━━ Supplied records
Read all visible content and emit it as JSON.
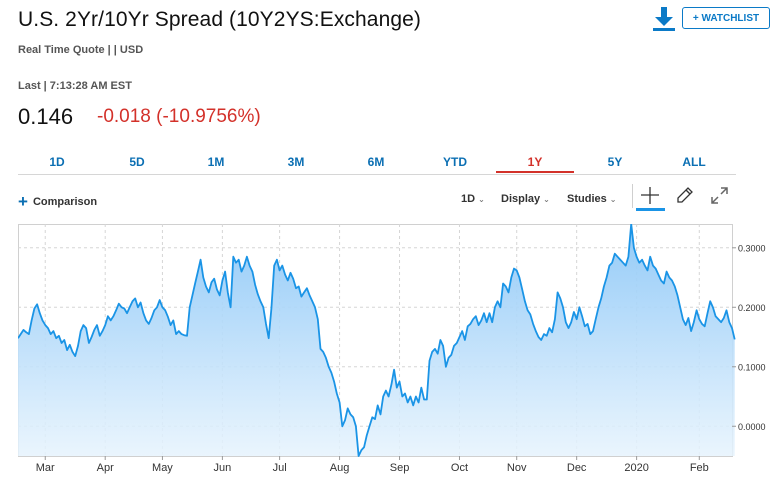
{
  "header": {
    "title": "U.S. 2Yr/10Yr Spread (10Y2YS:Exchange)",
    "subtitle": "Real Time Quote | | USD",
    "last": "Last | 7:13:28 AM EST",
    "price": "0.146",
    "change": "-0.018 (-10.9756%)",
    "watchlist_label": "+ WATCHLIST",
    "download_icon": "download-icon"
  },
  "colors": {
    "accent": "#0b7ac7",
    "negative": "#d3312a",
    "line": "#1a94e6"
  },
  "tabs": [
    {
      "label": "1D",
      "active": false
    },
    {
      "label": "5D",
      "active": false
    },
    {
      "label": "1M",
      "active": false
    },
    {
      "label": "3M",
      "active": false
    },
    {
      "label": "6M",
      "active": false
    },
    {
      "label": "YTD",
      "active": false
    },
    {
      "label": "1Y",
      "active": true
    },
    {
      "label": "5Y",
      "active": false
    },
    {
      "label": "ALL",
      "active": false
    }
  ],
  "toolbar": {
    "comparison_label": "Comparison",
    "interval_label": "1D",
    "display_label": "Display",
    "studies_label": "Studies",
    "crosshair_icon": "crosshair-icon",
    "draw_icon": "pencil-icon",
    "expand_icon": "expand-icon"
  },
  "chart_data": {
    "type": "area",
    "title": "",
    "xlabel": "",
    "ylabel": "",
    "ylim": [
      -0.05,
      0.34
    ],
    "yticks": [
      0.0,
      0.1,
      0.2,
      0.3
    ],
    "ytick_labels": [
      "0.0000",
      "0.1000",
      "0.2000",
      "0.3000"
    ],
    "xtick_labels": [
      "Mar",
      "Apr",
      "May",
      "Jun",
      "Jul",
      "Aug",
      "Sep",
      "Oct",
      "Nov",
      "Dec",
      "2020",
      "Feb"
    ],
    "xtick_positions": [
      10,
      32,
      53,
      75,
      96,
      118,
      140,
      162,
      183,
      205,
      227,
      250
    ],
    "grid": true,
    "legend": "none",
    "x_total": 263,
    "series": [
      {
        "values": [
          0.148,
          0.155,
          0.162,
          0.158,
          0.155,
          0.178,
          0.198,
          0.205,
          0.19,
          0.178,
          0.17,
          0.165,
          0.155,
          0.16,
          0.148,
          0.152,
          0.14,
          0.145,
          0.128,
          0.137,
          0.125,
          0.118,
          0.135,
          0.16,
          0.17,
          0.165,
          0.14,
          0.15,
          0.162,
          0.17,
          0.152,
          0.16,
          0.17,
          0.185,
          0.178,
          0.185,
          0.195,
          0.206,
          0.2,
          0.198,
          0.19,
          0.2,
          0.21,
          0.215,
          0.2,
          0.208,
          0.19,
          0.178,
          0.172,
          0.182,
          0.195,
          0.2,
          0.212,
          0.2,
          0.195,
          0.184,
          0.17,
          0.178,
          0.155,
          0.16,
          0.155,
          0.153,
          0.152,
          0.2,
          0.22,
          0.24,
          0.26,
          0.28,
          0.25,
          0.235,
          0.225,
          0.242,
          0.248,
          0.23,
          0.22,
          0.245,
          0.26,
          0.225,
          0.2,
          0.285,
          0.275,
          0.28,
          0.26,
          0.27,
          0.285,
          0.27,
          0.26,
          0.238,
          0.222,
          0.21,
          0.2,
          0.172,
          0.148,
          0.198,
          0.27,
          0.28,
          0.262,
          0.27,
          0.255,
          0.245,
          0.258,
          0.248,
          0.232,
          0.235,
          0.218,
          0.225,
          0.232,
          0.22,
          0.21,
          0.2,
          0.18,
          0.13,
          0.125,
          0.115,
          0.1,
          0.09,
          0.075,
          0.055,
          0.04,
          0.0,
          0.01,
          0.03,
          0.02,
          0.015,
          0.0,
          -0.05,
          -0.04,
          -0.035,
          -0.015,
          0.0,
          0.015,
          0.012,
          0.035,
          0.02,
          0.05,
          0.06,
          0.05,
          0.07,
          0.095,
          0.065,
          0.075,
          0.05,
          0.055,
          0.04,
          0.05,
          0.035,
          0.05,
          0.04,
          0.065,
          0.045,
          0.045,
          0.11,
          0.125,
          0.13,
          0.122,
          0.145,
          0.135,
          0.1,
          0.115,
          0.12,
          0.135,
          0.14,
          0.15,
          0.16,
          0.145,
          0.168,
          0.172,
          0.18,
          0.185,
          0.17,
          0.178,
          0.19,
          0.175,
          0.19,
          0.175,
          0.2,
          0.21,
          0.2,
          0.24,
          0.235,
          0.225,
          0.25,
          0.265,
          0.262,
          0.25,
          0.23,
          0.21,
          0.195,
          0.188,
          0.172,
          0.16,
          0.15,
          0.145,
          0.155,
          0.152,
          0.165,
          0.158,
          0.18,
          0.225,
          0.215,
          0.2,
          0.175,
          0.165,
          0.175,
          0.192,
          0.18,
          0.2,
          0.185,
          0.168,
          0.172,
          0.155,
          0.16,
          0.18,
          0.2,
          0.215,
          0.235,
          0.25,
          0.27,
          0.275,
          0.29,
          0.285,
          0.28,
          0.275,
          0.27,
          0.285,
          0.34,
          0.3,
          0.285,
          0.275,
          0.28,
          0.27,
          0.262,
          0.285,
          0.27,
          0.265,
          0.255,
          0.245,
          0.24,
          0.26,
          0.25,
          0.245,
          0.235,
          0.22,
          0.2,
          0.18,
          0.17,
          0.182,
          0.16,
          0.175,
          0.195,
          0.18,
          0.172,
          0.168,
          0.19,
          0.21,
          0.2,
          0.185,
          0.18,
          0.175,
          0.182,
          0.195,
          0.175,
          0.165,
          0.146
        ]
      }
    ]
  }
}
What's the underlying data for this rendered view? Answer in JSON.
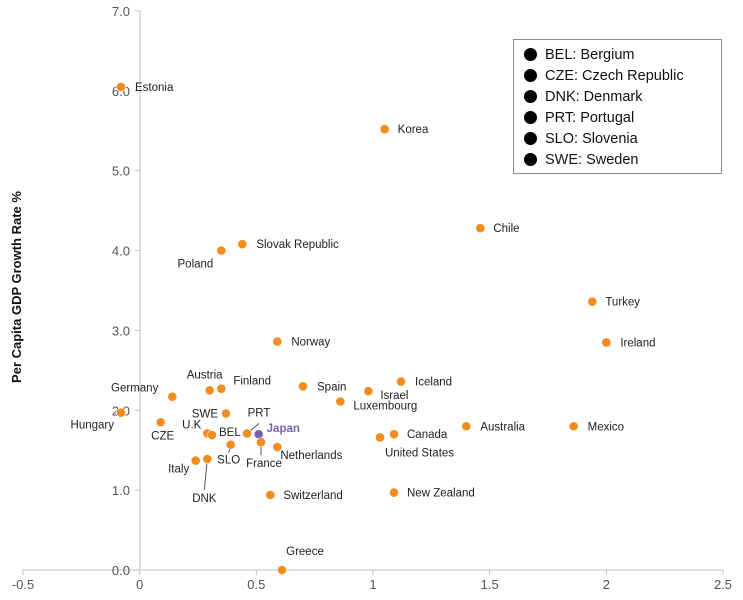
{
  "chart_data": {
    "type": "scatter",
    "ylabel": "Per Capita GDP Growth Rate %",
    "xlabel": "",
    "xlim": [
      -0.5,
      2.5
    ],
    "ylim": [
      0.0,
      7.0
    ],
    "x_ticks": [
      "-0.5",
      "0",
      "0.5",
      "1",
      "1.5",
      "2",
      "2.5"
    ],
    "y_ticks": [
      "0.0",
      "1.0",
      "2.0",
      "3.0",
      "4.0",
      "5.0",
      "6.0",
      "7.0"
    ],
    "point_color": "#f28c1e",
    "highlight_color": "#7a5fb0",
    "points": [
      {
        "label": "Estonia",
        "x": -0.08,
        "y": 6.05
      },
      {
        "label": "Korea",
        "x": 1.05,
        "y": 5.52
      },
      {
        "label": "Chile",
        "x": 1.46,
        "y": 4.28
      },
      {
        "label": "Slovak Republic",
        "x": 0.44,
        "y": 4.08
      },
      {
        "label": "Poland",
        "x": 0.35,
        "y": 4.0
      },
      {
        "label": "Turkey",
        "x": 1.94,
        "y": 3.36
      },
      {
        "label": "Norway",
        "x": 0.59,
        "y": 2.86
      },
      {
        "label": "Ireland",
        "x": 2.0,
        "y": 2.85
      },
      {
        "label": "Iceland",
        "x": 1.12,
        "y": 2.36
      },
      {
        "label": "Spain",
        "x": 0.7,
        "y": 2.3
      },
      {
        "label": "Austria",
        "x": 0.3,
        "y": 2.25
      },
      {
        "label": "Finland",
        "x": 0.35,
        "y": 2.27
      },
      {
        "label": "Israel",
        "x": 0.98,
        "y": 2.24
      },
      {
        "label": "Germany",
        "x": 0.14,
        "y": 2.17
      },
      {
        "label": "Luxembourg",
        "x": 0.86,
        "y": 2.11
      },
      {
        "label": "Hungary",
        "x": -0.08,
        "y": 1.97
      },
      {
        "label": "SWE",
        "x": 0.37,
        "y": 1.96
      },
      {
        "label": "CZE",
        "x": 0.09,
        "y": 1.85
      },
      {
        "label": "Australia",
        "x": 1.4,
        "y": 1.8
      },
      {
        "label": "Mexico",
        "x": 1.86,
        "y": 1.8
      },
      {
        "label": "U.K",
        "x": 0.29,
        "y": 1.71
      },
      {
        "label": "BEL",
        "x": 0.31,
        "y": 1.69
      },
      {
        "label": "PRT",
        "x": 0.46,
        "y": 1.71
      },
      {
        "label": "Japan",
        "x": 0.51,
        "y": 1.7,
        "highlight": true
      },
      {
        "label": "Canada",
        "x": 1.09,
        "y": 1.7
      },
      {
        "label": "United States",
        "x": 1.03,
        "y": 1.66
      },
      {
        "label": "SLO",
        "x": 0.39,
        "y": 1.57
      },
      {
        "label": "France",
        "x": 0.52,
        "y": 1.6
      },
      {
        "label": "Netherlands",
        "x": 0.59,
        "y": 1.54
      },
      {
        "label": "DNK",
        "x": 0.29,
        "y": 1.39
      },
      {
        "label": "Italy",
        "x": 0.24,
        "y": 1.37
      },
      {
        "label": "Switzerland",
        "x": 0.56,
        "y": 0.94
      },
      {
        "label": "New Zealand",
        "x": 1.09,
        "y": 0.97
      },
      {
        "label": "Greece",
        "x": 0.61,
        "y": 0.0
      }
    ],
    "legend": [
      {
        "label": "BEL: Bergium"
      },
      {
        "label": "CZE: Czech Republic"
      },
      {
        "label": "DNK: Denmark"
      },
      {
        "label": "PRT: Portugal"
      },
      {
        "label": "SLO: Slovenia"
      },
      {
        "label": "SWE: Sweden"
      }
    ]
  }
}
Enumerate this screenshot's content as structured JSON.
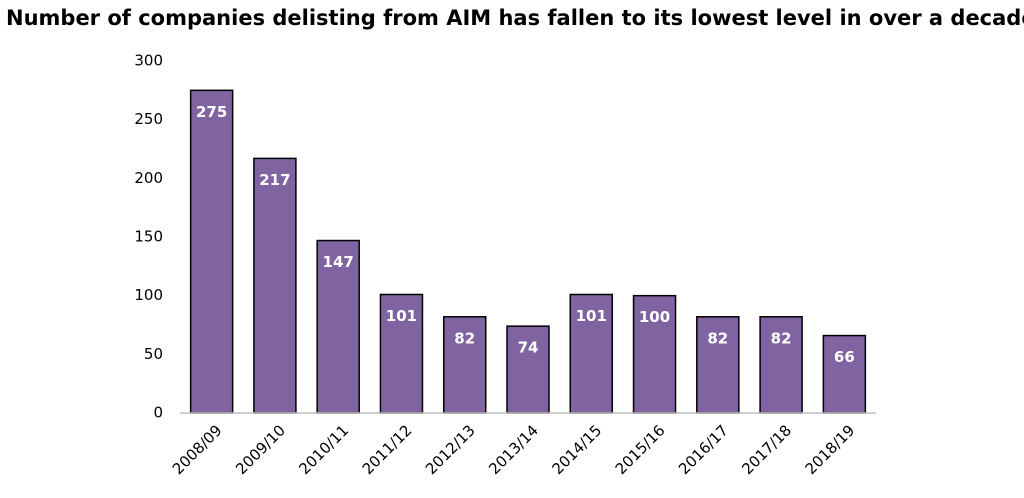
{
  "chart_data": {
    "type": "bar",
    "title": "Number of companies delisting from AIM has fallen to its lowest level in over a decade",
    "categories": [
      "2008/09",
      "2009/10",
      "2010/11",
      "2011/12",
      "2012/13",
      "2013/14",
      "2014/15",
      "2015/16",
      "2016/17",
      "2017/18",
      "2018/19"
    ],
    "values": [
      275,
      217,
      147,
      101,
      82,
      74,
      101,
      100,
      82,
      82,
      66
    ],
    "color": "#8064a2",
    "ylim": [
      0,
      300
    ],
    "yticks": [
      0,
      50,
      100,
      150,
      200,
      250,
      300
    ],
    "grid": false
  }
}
━━━━
◆ Your goal:
Find how many lines hold the string "true", and state that number alone.

◆ Exercise result:
3